> **Task directions**
Write the entries below out again exactly; any picture in them stays out.

------

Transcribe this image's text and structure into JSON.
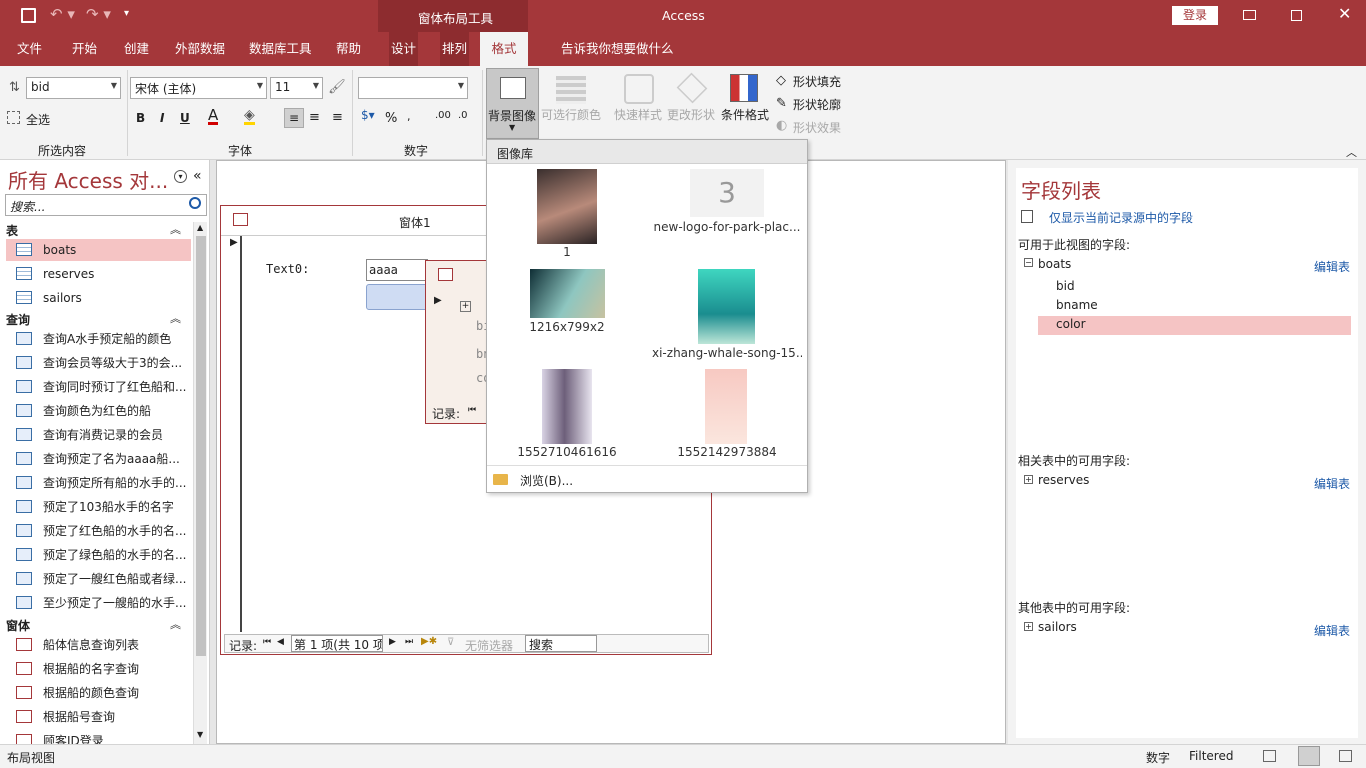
{
  "title": {
    "tool_context": "窗体布局工具",
    "app": "Access",
    "login": "登录"
  },
  "menu": {
    "file": "文件",
    "home": "开始",
    "create": "创建",
    "external": "外部数据",
    "dbtools": "数据库工具",
    "help": "帮助",
    "design": "设计",
    "arrange": "排列",
    "format": "格式",
    "tellme": "告诉我你想要做什么"
  },
  "ribbon": {
    "selection": {
      "field": "bid",
      "select_all": "全选",
      "group": "所选内容"
    },
    "font": {
      "name": "宋体 (主体)",
      "size": "11",
      "bold": "B",
      "italic": "I",
      "underline": "U",
      "group": "字体"
    },
    "number": {
      "group": "数字",
      "percent": "%"
    },
    "background": {
      "bg_image": "背景图像",
      "alt_row": "可选行颜色"
    },
    "controls": {
      "quick_style": "快速样式",
      "change_shape": "更改形状",
      "cond_format": "条件格式",
      "shape_fill": "形状填充",
      "shape_outline": "形状轮廓",
      "shape_effect": "形状效果"
    }
  },
  "gallery": {
    "header": "图像库",
    "items": [
      "1",
      "new-logo-for-park-plac...",
      "1216x799x2",
      "xi-zhang-whale-song-15...",
      "1552710461616",
      "1552142973884"
    ],
    "browse": "浏览(B)..."
  },
  "nav": {
    "title": "所有 Access 对...",
    "search_placeholder": "搜索...",
    "sections": {
      "tables": "表",
      "queries": "查询",
      "forms": "窗体"
    },
    "tables": [
      "boats",
      "reserves",
      "sailors"
    ],
    "queries": [
      "查询A水手预定船的颜色",
      "查询会员等级大于3的会...",
      "查询同时预订了红色船和...",
      "查询颜色为红色的船",
      "查询有消费记录的会员",
      "查询预定了名为aaaa船...",
      "查询预定所有船的水手的...",
      "预定了103船水手的名字",
      "预定了红色船的水手的名...",
      "预定了绿色船的水手的名...",
      "预定了一艘红色船或者绿...",
      "至少预定了一艘船的水手..."
    ],
    "forms": [
      "船体信息查询列表",
      "根据船的名字查询",
      "根据船的颜色查询",
      "根据船号查询",
      "顾客ID登录"
    ]
  },
  "form": {
    "tab": "窗体1",
    "text_label": "Text0:",
    "text_value": "aaaa",
    "sub_fields": [
      "bi",
      "bn",
      "co"
    ],
    "sub_record": "记录:",
    "record_label": "记录:",
    "record_pos": "第 1 项(共 10 项",
    "no_filter": "无筛选器",
    "search": "搜索"
  },
  "fieldlist": {
    "title": "字段列表",
    "only_current": "仅显示当前记录源中的字段",
    "available": "可用于此视图的字段:",
    "boats": "boats",
    "edit": "编辑表",
    "fields": [
      "bid",
      "bname",
      "color"
    ],
    "related": "相关表中的可用字段:",
    "reserves": "reserves",
    "others": "其他表中的可用字段:",
    "sailors": "sailors"
  },
  "status": {
    "view": "布局视图",
    "num": "数字",
    "filtered": "Filtered"
  },
  "colors": {
    "accent": "#a4373a",
    "selection": "#f5c4c4"
  }
}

------

> **Solved problem**
Transcribe this image's text and structure into JSON.
{
  "title": {
    "tool_context": "窗体布局工具",
    "app": "Access",
    "login": "登录"
  },
  "menu": {
    "file": "文件",
    "home": "开始",
    "create": "创建",
    "external": "外部数据",
    "dbtools": "数据库工具",
    "help": "帮助",
    "design": "设计",
    "arrange": "排列",
    "format": "格式",
    "tellme": "告诉我你想要做什么"
  },
  "ribbon": {
    "selection": {
      "field": "bid",
      "select_all": "全选",
      "group": "所选内容"
    },
    "font": {
      "name": "宋体 (主体)",
      "size": "11",
      "bold": "B",
      "italic": "I",
      "underline": "U",
      "group": "字体"
    },
    "number": {
      "group": "数字",
      "percent": "%"
    },
    "background": {
      "bg_image": "背景图像",
      "alt_row": "可选行颜色"
    },
    "controls": {
      "quick_style": "快速样式",
      "change_shape": "更改形状",
      "cond_format": "条件格式",
      "shape_fill": "形状填充",
      "shape_outline": "形状轮廓",
      "shape_effect": "形状效果"
    }
  },
  "gallery": {
    "header": "图像库",
    "items": [
      "1",
      "new-logo-for-park-plac...",
      "1216x799x2",
      "xi-zhang-whale-song-15...",
      "1552710461616",
      "1552142973884"
    ],
    "browse": "浏览(B)..."
  },
  "nav": {
    "title": "所有 Access 对...",
    "search_placeholder": "搜索...",
    "sections": {
      "tables": "表",
      "queries": "查询",
      "forms": "窗体"
    },
    "tables": [
      "boats",
      "reserves",
      "sailors"
    ],
    "queries": [
      "查询A水手预定船的颜色",
      "查询会员等级大于3的会...",
      "查询同时预订了红色船和...",
      "查询颜色为红色的船",
      "查询有消费记录的会员",
      "查询预定了名为aaaa船...",
      "查询预定所有船的水手的...",
      "预定了103船水手的名字",
      "预定了红色船的水手的名...",
      "预定了绿色船的水手的名...",
      "预定了一艘红色船或者绿...",
      "至少预定了一艘船的水手..."
    ],
    "forms": [
      "船体信息查询列表",
      "根据船的名字查询",
      "根据船的颜色查询",
      "根据船号查询",
      "顾客ID登录"
    ]
  },
  "form": {
    "tab": "窗体1",
    "text_label": "Text0:",
    "text_value": "aaaa",
    "sub_fields": [
      "bi",
      "bn",
      "co"
    ],
    "sub_record": "记录:",
    "record_label": "记录:",
    "record_pos": "第 1 项(共 10 项",
    "no_filter": "无筛选器",
    "search": "搜索"
  },
  "fieldlist": {
    "title": "字段列表",
    "only_current": "仅显示当前记录源中的字段",
    "available": "可用于此视图的字段:",
    "boats": "boats",
    "edit": "编辑表",
    "fields": [
      "bid",
      "bname",
      "color"
    ],
    "related": "相关表中的可用字段:",
    "reserves": "reserves",
    "others": "其他表中的可用字段:",
    "sailors": "sailors"
  },
  "status": {
    "view": "布局视图",
    "num": "数字",
    "filtered": "Filtered"
  },
  "colors": {
    "accent": "#a4373a",
    "selection": "#f5c4c4"
  }
}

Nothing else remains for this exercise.